Given task: Write out the records word for word, with no pictures.

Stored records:
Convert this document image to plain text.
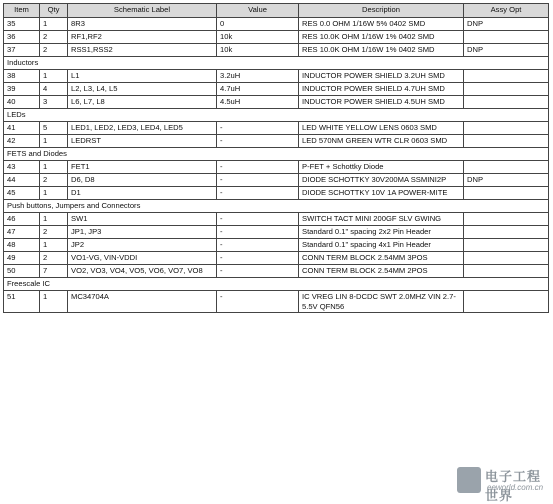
Item	Qty	Schematic Label	Value	Description	Assy Opt
35	1	8R3	0	RES 0.0 OHM 1/16W 5% 0402 SMD	DNP
36	2	RF1,RF2	10k	RES 10.0K OHM 1/16W 1% 0402 SMD	
37	2	RSS1,RSS2	10k	RES 10.0K OHM 1/16W 1% 0402 SMD	DNP
Inductors					
38	1	L1	3.2uH	INDUCTOR POWER SHIELD 3.2UH SMD	
39	4	L2, L3, L4, L5	4.7uH	INDUCTOR POWER SHIELD 4.7UH SMD	
40	3	L6, L7, L8	4.5uH	INDUCTOR POWER SHIELD 4.5UH SMD	
LEDs					
41	5	LED1, LED2, LED3, LED4, LED5	-	LED WHITE YELLOW LENS 0603 SMD	
42	1	LEDRST	-	LED 570NM GREEN WTR CLR 0603 SMD	
FETS and Diodes					
43	1	FET1	-	P-FET + Schottky Diode	
44	2	D6, D8	-	DIODE SCHOTTKY 30V200MA SSMINI2P	DNP
45	1	D1	-	DIODE SCHOTTKY 10V 1A POWER-MITE	
Push buttons, Jumpers and Connectors					
46	1	SW1	-	SWITCH TACT MINI 200GF SLV GWING	
47	2	JP1, JP3	-	Standard 0.1" spacing 2x2 Pin Header	
48	1	JP2	-	Standard 0.1" spacing 4x1 Pin Header	
49	2	VO1-VG, VIN-VDDI	-	CONN TERM BLOCK 2.54MM 3POS	
50	7	VO2, VO3, VO4, VO5, VO6, VO7, VO8	-	CONN TERM BLOCK 2.54MM 2POS	
Freescale IC					
51	1	MC34704A	-	IC VREG LIN 8-DCDC SWT 2.0MHZ VIN 2.7-5.5V QFN56	
电子工程世界
eeworld.com.cn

Expected answer:
Convert this document image to plain text.
Item	Qty	Schematic Label	Value	Description	Assy Opt
35	1	8R3	0	RES 0.0 OHM 1/16W 5% 0402 SMD	DNP
36	2	RF1,RF2	10k	RES 10.0K OHM 1/16W 1% 0402 SMD	
37	2	RSS1,RSS2	10k	RES 10.0K OHM 1/16W 1% 0402 SMD	DNP
Inductors					
38	1	L1	3.2uH	INDUCTOR POWER SHIELD 3.2UH SMD	
39	4	L2, L3, L4, L5	4.7uH	INDUCTOR POWER SHIELD 4.7UH SMD	
40	3	L6, L7, L8	4.5uH	INDUCTOR POWER SHIELD 4.5UH SMD	
LEDs					
41	5	LED1, LED2, LED3, LED4, LED5	-	LED WHITE YELLOW LENS 0603 SMD	
42	1	LEDRST	-	LED 570NM GREEN WTR CLR 0603 SMD	
FETS and Diodes					
43	1	FET1	-	P-FET + Schottky Diode	
44	2	D6, D8	-	DIODE SCHOTTKY 30V200MA SSMINI2P	DNP
45	1	D1	-	DIODE SCHOTTKY 10V 1A POWER-MITE	
Push buttons, Jumpers and Connectors					
46	1	SW1	-	SWITCH TACT MINI 200GF SLV GWING	
47	2	JP1, JP3	-	Standard 0.1" spacing 2x2 Pin Header	
48	1	JP2	-	Standard 0.1" spacing 4x1 Pin Header	
49	2	VO1-VG, VIN-VDDI	-	CONN TERM BLOCK 2.54MM 3POS	
50	7	VO2, VO3, VO4, VO5, VO6, VO7, VO8	-	CONN TERM BLOCK 2.54MM 2POS	
Freescale IC					
51	1	MC34704A	-	IC VREG LIN 8-DCDC SWT 2.0MHZ VIN 2.7-5.5V QFN56	
电子工程世界
eeworld.com.cn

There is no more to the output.